WHAT IS BEING ASKED: Carry on the news article about the Ninth Circuit's ruling on the terrorism enhancement, beginning after its final sentence.

SOURCE EXTRACT:

Skip to content

Crime and Public Safety |
Ninth Circuit Court of Appeals throws out terrorism enhancement, sentence for man who opened Twitter accounts for ISIS, talked about wanting to kill 10,000

One judge wrote: “Opening a social media account does not inherently or unequivocally constitute conduct motivated to ‘affect or influence’ a ‘government by intimidation or coercion.'”

Author
PUBLISHED: | UPDATED:

SAN FRANCISCO — In a rebuke of a Bay Area federal judge’s decision, the Ninth Circuit Court of Appeals has struck down a terrorism enhancement against a man who was sentenced to 15 years in federal prison for opening six Twitter accounts for an undercover agent he believed was a member of ISIL.

Amer Alhaggagi, whose last name is also spelled “Al-Haggagi” in court records, was caught on video voicing a desire to commit bombings and kill thousands of people in the East Bay, remarks he later described in court as fantasy trash talking. But through a plea deal, he was convicted of “attempting to provide material support” to terrorists simply because he agreed to open social media accounts for the purported member of the Islamic State, known as ISIL and ISIS.

At Alhaggagi’s February 2019 sentencing, U.S. Probation recommended a two-year term, according to court records. But prosecutors asked U.S. District Judge Charles Breyer to apply a so-called “terrorism enhancement” that made him eligible for up to 20 years. Breyer applied the enhancement and sentenced Alhaggagi to 15 years.

The Ninth Circuit was asked to decide whether the terrorism enhancement should have applied. The legal standard asks whether the defendant’s conduct was an attempt to “influence or affect the conduct of government by intimidation or coercion.”

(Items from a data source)
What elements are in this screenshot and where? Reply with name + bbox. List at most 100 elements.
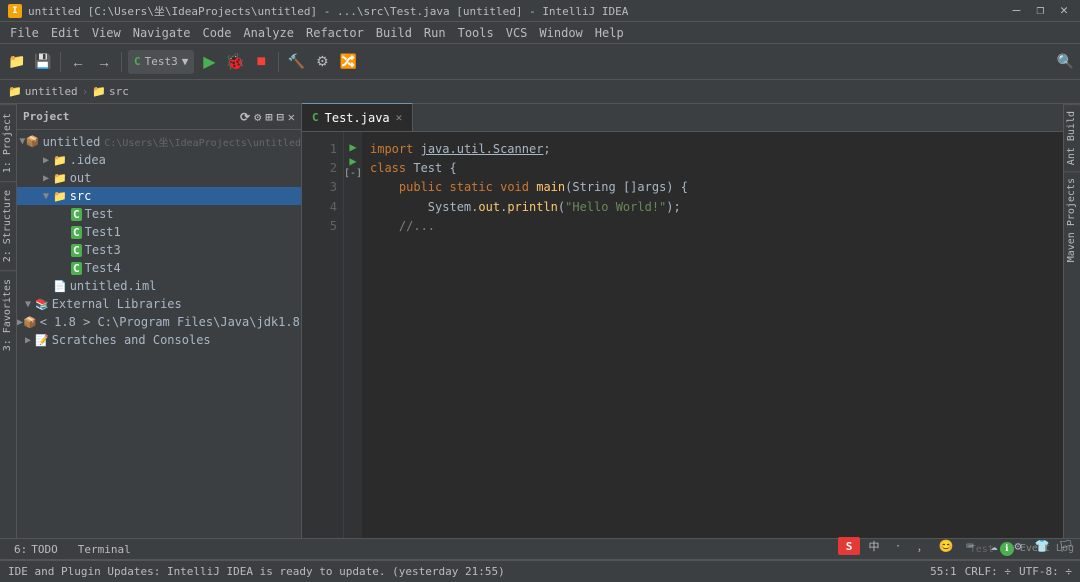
minimize-button[interactable]: — <box>1009 3 1025 18</box>
tree-scratches[interactable]: ▶ 📝 Scratches and Consoles <box>17 331 301 349</box>
gutter-line2[interactable]: ▶ <box>344 140 362 154</box>
collapse-icon[interactable]: ⊟ <box>277 110 284 124</box>
debug-button[interactable]: 🐞 <box>224 51 246 73</box>
menu-item-edit[interactable]: Edit <box>45 24 86 42</box>
editor-tab-name: Test.java <box>325 111 390 125</box>
breadcrumb-src[interactable]: 📁 src <box>92 85 129 98</box>
forward-button[interactable]: → <box>93 51 115 73</box>
run-config-selector[interactable]: C Test3 ▼ <box>128 50 194 74</box>
tree-test-file[interactable]: C Test <box>17 205 301 223</box>
left-vertical-tabs: 1: Project 2: Structure 3: Favorites <box>0 104 17 538</box>
fold-button-5[interactable]: [-] <box>344 168 362 179</box>
menu-item-tools[interactable]: Tools <box>452 24 500 42</box>
system-tray: S 中 · ， 😊 ⌨ ☁ ⚙ 👕 🏳 <box>834 532 1080 560</box>
comma-tray[interactable]: ， <box>912 536 932 556</box>
run-marker-3[interactable]: ▶ <box>349 154 356 168</box>
run-config-name: Test3 <box>145 55 178 68</box>
tree-idea-folder[interactable]: ▶ 📁 .idea <box>17 151 301 169</box>
tree-jdk[interactable]: ▶ 📦 < 1.8 > C:\Program Files\Java\jdk1.8… <box>17 313 301 331</box>
run-button[interactable]: ▶ <box>198 51 220 73</box>
menu-item-build[interactable]: Build <box>370 24 418 42</box>
search-button[interactable]: 🔍 <box>1057 54 1074 70</box>
kb-tray[interactable]: ⌨ <box>960 536 980 556</box>
back-button[interactable]: ← <box>67 51 89 73</box>
close-button[interactable]: ✕ <box>1056 3 1072 18</box>
menu-item-refactor[interactable]: Refactor <box>300 24 370 42</box>
ant-build-vtab[interactable]: Ant Build <box>1064 104 1080 171</box>
structure-vtab[interactable]: 2: Structure <box>0 181 16 270</box>
expand-arrow: ▶ <box>21 335 35 346</box>
expand-arrow: ▼ <box>39 191 53 202</box>
tree-ext-libs[interactable]: ▼ 📚 External Libraries <box>17 295 301 313</box>
tree-test1-file[interactable]: C Test1 <box>17 223 301 241</box>
cursor-position[interactable]: 55:1 <box>930 565 957 578</box>
tree-test3-file[interactable]: C Test3 <box>17 241 301 259</box>
dot-tray[interactable]: · <box>888 536 908 556</box>
project-vtab[interactable]: 1: Project <box>0 104 16 181</box>
menu-item-navigate[interactable]: Navigate <box>127 24 197 42</box>
tab-close-button[interactable]: ✕ <box>396 111 403 124</box>
tree-src-folder[interactable]: ▼ 📁 src <box>17 187 301 205</box>
cloud-tray[interactable]: ☁ <box>984 536 1004 556</box>
scratches-icon: 📝 <box>35 334 49 347</box>
code-editor: 1 2 3 4 5 54 55 56 ▶ ▶ [-] [-] <box>302 132 1063 538</box>
maven-vtab[interactable]: Maven Projects <box>1064 171 1080 268</box>
tree-scratches-name: Scratches and Consoles <box>52 333 211 347</box>
menu-item-help[interactable]: Help <box>589 24 630 42</box>
tree-ext-libs-name: External Libraries <box>52 297 182 311</box>
terminal-tab[interactable]: Terminal <box>70 541 139 558</box>
maximize-button[interactable]: ❐ <box>1032 3 1048 18</box>
tree-test4-file[interactable]: C Test4 <box>17 259 301 277</box>
title-bar-left: I untitled [C:\Users\坐\IdeaProjects\unti… <box>8 3 628 19</box>
line-ending[interactable]: CRLF: ÷ <box>965 565 1011 578</box>
shirt-tray[interactable]: 👕 <box>1032 536 1052 556</box>
menu-item-analyze[interactable]: Analyze <box>237 24 300 42</box>
code-content[interactable]: import java.util.Scanner; class Test { p… <box>362 132 1063 538</box>
favorites-vtab[interactable]: 3: Favorites <box>0 270 16 359</box>
tree-out-folder[interactable]: ▶ 📁 out <box>17 169 301 187</box>
stop-button[interactable]: ■ <box>250 51 272 73</box>
menu-item-code[interactable]: Code <box>197 24 238 42</box>
menu-item-view[interactable]: View <box>86 24 127 42</box>
folder-icon: 📁 <box>53 190 67 203</box>
menu-item-run[interactable]: Run <box>418 24 452 42</box>
build-button[interactable]: 🔨 <box>285 51 307 73</box>
menu-item-window[interactable]: Window <box>533 24 588 42</box>
sync-icon[interactable]: ⟳ <box>240 110 250 124</box>
gutter-line3[interactable]: ▶ <box>344 154 362 168</box>
java-icon: C <box>71 226 82 239</box>
expand-arrow: ▶ <box>39 155 53 166</box>
iml-icon: 📄 <box>53 280 67 293</box>
tree-iml-file[interactable]: 📄 untitled.iml <box>17 277 301 295</box>
title-bar-controls: — ❐ ✕ <box>1009 3 1072 18</box>
menu-item-file[interactable]: File <box>4 24 45 42</box>
src-folder-icon: 📁 <box>92 85 106 98</box>
breadcrumb-project[interactable]: 📁 untitled <box>8 85 78 98</box>
code-line-1: import java.util.Scanner; <box>370 140 1055 159</box>
vcs-button[interactable]: 🔀 <box>337 51 359 73</box>
expand-arrow: ▼ <box>21 299 35 310</box>
project-folder-icon: 📁 <box>8 85 22 98</box>
tree-root-path: C:\Users\坐\IdeaProjects\untitled <box>104 134 301 149</box>
run-marker-2[interactable]: ▶ <box>349 140 356 154</box>
settings-tray[interactable]: ⚙ <box>1008 536 1028 556</box>
save-button[interactable]: 💾 <box>32 51 54 73</box>
menu-item-vcs[interactable]: VCS <box>500 24 534 42</box>
hide-icon[interactable]: ✕ <box>288 110 295 124</box>
settings-button[interactable]: ⚙ <box>311 51 333 73</box>
toolbar-sep3 <box>278 52 279 72</box>
charset[interactable]: UTF-8: ÷ <box>1019 565 1072 578</box>
project-icon: 📦 <box>26 135 40 148</box>
title-text: untitled [C:\Users\坐\IdeaProjects\untitl… <box>28 3 628 19</box>
flag-tray[interactable]: 🏳 <box>1056 536 1076 556</box>
open-button[interactable]: 📁 <box>6 51 28 73</box>
sougou-tray-icon[interactable]: S <box>838 537 860 555</box>
ime-tray-icon[interactable]: 中 <box>864 536 884 556</box>
tree-root-untitled[interactable]: ▼ 📦 untitled C:\Users\坐\IdeaProjects\unt… <box>17 132 301 151</box>
emoji-tray[interactable]: 😊 <box>936 536 956 556</box>
expand-icon[interactable]: ⊞ <box>265 110 272 124</box>
tree-test3-name: Test3 <box>85 243 121 257</box>
gear-icon[interactable]: ⚙ <box>254 110 261 124</box>
todo-tab[interactable]: 6: TODO <box>6 541 66 558</box>
editor-tab-testjava[interactable]: C Test.java ✕ <box>302 103 413 131</box>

ANSWER FOR THIS EXERCISE:
In a decision issued Thursday, Ninth Circuit Judges Milan Smith and David Herza wrote that it did not apply to Alhaggagi’s case. They cited a Second District case that found the enhancement did not apply to a man who’d acted as a translator for a terrorist organization.

“The district court’s conclusion rests on the erroneous assumption that in opening the social media accounts for ISIS, Alhaggagi necessarily understood the purpose of the accounts was ‘to bolster support for ISIS’s terrorist attacks on government and to recruit adherents,'” Smith and Herza wrote. “Unlike conspiring to bomb a federal facility, planning to blow up electrical sites, attempting to bomb a bridge, or firebombing a courthouse—all of which have triggered the enhancement— opening a social media account does not inherently or unequivocally constitute conduct motivated to ‘affect or influence’ a ‘government by intimidation or coercion.'”

The decision orders Alhaggagi’s case back to the Northern District of California for a new sentence to be imposed. Alhaggagi, 24, has been incarcerated since his arrest in late 2016, records show.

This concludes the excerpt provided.